> [Provided records]
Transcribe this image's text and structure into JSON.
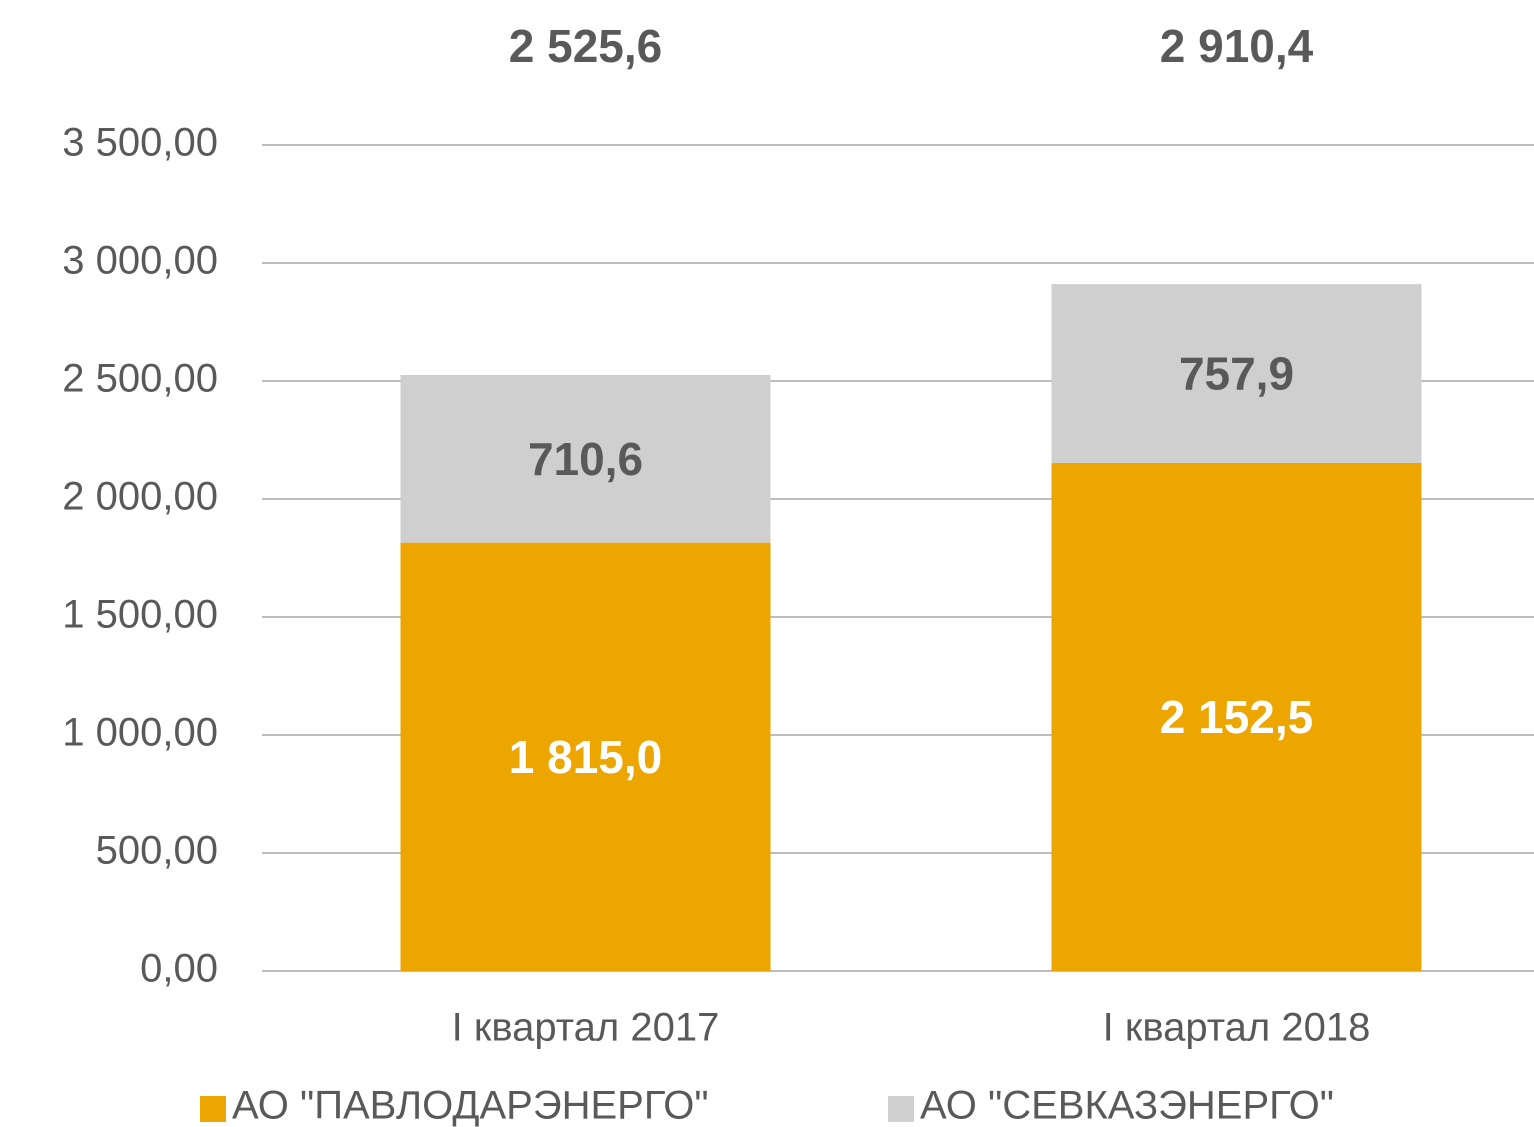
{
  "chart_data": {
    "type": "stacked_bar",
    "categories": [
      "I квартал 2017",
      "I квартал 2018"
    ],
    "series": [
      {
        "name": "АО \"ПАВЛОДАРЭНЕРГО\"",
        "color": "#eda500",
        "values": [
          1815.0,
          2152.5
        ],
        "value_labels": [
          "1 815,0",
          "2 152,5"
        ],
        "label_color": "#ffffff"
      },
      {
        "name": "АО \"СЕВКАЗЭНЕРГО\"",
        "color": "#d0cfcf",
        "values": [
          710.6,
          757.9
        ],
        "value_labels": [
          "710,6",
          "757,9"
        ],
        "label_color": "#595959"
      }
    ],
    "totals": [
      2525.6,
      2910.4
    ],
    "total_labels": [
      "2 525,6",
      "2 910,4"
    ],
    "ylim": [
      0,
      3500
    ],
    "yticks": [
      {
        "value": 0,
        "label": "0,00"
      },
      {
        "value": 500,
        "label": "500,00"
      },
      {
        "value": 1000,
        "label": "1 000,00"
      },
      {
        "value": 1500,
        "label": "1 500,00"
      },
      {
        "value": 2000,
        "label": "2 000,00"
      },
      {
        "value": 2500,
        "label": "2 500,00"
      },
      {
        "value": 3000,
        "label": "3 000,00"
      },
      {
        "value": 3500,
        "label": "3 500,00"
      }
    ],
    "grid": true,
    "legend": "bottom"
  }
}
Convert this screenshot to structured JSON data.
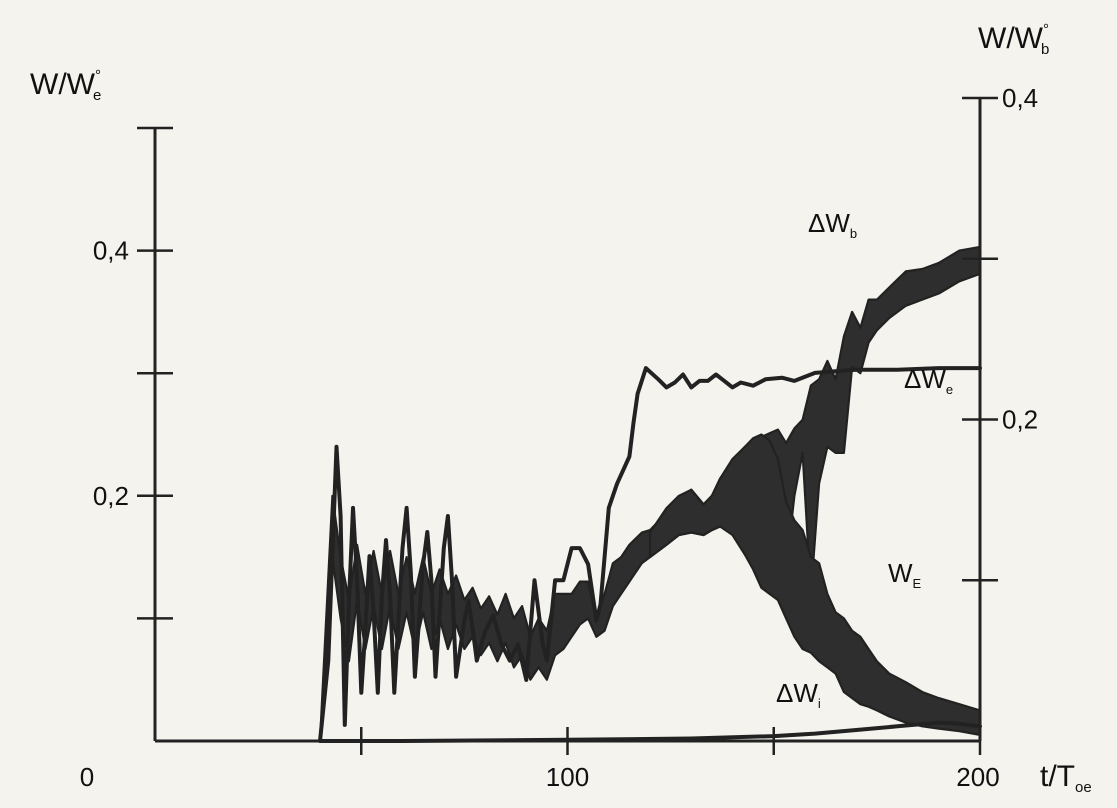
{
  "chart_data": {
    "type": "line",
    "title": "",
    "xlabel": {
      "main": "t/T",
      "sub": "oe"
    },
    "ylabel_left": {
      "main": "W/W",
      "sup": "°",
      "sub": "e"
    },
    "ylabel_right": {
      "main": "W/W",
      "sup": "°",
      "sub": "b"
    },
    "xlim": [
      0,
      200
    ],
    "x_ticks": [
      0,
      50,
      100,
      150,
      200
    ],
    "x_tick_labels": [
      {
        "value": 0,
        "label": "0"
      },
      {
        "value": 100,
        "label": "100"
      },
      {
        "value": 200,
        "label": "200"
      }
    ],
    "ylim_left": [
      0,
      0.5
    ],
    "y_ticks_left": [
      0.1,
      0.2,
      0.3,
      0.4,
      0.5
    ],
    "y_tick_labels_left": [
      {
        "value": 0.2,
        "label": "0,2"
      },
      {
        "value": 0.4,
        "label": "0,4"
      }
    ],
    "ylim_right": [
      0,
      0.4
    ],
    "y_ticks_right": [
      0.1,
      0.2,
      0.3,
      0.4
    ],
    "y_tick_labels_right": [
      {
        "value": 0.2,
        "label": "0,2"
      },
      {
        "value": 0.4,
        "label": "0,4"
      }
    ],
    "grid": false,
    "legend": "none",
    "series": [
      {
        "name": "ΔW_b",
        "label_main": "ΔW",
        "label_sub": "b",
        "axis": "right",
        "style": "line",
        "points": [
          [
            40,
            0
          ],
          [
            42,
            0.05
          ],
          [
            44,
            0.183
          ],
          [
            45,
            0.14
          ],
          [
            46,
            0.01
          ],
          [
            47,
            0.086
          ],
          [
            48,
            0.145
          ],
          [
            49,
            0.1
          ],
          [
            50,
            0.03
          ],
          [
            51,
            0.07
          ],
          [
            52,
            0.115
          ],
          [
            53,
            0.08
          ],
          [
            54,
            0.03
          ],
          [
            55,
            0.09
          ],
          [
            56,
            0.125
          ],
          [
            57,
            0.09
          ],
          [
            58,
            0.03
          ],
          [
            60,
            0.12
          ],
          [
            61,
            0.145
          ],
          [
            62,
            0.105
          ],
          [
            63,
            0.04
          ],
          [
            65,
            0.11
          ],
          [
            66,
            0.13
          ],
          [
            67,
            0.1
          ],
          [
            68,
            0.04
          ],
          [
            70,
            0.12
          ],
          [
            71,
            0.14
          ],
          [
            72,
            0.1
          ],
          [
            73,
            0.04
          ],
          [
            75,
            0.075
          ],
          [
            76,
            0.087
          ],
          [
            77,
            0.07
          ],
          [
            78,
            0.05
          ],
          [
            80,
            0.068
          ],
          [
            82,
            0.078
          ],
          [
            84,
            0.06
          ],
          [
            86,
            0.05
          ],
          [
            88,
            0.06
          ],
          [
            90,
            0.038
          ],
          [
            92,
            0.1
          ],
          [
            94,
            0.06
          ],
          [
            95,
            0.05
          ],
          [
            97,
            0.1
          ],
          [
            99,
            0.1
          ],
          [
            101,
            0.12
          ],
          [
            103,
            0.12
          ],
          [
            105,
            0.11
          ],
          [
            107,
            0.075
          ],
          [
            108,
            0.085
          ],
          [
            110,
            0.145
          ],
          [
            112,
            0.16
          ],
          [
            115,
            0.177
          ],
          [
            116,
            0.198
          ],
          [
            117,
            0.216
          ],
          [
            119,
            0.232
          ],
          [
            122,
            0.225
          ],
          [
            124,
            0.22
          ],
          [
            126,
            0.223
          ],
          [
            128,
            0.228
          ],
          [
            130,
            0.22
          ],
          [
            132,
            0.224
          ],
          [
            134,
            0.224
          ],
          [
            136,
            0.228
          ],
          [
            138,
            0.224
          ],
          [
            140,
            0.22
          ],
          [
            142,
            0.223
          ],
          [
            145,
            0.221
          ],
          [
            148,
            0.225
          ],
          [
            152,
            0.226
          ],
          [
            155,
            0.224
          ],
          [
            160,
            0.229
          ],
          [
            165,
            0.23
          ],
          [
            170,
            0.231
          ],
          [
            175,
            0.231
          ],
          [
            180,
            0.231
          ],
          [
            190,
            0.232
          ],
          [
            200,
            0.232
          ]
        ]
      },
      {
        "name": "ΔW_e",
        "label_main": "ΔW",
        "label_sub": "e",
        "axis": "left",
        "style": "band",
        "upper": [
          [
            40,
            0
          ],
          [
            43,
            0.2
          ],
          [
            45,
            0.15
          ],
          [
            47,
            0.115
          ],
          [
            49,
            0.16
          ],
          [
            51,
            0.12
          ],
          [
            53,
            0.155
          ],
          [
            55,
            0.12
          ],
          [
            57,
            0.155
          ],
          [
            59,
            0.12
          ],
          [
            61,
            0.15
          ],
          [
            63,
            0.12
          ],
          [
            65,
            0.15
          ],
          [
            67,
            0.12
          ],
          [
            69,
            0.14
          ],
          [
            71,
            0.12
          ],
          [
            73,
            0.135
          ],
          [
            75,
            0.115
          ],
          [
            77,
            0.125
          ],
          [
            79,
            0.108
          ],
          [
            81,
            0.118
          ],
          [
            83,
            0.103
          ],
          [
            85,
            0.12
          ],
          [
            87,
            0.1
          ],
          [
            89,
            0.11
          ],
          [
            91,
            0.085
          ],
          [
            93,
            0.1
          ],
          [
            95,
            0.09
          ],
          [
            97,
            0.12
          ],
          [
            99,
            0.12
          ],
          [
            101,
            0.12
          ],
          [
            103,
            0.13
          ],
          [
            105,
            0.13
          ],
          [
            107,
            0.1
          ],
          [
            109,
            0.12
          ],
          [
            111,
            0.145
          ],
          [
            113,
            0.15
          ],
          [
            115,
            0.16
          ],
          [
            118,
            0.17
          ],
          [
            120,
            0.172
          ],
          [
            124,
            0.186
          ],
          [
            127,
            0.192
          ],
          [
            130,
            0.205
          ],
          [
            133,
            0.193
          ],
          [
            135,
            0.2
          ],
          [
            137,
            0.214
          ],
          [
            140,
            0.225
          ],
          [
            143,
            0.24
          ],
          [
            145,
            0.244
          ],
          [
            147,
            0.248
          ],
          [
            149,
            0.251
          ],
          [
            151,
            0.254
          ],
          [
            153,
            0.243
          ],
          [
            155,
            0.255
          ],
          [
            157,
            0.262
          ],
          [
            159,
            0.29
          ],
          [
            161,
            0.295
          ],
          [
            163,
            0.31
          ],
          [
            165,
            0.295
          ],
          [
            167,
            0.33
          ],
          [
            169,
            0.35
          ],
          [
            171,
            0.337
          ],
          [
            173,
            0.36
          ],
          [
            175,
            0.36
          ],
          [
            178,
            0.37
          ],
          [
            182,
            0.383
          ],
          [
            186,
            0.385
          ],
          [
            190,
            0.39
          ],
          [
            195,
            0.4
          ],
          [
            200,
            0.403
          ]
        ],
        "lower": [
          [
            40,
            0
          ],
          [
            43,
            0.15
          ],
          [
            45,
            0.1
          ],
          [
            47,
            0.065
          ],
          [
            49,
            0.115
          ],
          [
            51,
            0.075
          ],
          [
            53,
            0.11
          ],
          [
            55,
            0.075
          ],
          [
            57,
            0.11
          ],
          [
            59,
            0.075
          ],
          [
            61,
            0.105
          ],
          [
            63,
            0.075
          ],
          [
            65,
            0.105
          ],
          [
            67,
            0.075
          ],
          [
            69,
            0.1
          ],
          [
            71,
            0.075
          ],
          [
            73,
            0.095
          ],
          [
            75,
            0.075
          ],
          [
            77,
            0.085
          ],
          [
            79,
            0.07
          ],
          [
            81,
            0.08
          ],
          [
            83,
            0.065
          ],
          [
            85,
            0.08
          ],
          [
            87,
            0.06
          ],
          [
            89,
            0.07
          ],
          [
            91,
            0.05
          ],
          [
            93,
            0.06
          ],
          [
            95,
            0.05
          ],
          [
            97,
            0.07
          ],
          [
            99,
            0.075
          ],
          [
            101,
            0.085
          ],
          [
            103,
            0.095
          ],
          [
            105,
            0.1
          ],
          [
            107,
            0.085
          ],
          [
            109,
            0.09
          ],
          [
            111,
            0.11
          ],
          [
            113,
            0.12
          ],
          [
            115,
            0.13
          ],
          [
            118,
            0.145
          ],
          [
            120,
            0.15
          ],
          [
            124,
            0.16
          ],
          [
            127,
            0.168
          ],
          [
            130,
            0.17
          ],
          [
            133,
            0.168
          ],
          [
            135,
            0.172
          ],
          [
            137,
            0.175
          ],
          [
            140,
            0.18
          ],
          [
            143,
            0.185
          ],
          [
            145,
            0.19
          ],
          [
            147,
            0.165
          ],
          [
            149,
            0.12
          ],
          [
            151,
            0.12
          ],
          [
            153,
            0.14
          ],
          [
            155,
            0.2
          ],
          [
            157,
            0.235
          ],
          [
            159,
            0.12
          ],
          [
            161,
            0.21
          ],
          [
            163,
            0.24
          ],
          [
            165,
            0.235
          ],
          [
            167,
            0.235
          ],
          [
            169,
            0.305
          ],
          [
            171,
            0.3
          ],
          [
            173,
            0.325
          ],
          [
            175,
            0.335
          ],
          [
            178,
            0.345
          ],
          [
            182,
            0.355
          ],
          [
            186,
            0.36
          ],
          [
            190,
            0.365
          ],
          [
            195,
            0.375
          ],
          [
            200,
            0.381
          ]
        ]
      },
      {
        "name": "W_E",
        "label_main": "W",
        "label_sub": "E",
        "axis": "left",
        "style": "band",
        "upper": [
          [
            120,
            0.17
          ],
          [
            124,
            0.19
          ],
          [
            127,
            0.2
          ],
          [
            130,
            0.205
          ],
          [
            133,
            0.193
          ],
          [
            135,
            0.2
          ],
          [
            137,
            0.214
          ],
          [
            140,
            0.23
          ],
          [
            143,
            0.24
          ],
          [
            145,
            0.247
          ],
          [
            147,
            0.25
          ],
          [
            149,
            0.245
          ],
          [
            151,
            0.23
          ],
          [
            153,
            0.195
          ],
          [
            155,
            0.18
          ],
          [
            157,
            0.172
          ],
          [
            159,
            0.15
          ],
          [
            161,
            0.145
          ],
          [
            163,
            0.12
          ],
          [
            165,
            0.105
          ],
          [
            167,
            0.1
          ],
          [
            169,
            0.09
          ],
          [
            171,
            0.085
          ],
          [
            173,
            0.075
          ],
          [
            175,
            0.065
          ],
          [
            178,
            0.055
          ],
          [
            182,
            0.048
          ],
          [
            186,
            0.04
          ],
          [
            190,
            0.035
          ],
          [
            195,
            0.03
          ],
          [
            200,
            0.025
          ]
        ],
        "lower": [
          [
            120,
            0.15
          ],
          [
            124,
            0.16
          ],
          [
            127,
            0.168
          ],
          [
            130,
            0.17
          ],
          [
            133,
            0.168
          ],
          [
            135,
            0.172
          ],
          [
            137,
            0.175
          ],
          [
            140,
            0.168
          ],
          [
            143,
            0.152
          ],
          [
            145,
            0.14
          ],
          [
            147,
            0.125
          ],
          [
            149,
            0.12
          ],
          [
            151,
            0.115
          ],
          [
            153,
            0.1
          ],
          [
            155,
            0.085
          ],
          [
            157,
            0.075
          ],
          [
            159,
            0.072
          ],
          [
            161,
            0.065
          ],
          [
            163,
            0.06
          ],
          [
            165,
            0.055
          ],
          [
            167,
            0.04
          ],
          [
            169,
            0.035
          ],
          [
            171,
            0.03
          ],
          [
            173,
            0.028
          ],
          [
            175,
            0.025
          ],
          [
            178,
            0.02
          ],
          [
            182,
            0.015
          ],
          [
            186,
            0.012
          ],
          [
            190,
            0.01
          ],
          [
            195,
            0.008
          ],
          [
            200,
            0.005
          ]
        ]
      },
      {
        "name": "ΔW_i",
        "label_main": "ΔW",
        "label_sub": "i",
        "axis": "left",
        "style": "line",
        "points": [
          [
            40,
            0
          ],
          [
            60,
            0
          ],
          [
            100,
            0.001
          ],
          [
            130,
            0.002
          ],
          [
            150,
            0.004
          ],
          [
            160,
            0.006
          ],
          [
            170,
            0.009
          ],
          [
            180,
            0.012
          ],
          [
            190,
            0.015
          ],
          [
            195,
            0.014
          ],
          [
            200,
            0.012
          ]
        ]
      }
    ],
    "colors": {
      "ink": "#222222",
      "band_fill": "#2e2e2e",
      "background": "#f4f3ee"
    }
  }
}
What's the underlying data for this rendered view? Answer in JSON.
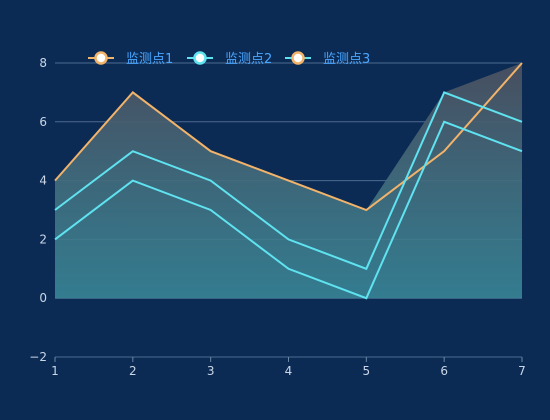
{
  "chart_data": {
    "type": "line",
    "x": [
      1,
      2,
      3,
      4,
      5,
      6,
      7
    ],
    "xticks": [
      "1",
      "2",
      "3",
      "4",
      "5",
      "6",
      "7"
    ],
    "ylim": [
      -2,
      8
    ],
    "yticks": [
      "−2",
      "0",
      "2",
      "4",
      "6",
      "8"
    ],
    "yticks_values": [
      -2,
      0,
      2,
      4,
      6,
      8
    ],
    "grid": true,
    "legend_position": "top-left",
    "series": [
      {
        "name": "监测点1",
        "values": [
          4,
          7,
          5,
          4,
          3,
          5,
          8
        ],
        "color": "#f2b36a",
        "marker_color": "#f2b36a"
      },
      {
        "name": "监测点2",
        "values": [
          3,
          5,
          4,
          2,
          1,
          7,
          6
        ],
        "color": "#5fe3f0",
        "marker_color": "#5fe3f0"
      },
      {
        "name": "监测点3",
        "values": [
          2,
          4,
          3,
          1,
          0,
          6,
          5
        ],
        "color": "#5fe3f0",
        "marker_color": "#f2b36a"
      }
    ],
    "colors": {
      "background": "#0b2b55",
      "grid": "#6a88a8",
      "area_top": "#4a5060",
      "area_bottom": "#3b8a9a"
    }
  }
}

> [Short problem] Omit the pictures and write out the lines above from the one with "What's the underlying" through the last, unchanged.

> [Response to this exercise]
What's the underlying data for this rendered view? Answer in JSON.
{
  "chart_data": {
    "type": "line",
    "x": [
      1,
      2,
      3,
      4,
      5,
      6,
      7
    ],
    "xticks": [
      "1",
      "2",
      "3",
      "4",
      "5",
      "6",
      "7"
    ],
    "ylim": [
      -2,
      8
    ],
    "yticks": [
      "−2",
      "0",
      "2",
      "4",
      "6",
      "8"
    ],
    "yticks_values": [
      -2,
      0,
      2,
      4,
      6,
      8
    ],
    "grid": true,
    "legend_position": "top-left",
    "series": [
      {
        "name": "监测点1",
        "values": [
          4,
          7,
          5,
          4,
          3,
          5,
          8
        ],
        "color": "#f2b36a",
        "marker_color": "#f2b36a"
      },
      {
        "name": "监测点2",
        "values": [
          3,
          5,
          4,
          2,
          1,
          7,
          6
        ],
        "color": "#5fe3f0",
        "marker_color": "#5fe3f0"
      },
      {
        "name": "监测点3",
        "values": [
          2,
          4,
          3,
          1,
          0,
          6,
          5
        ],
        "color": "#5fe3f0",
        "marker_color": "#f2b36a"
      }
    ],
    "colors": {
      "background": "#0b2b55",
      "grid": "#6a88a8",
      "area_top": "#4a5060",
      "area_bottom": "#3b8a9a"
    }
  }
}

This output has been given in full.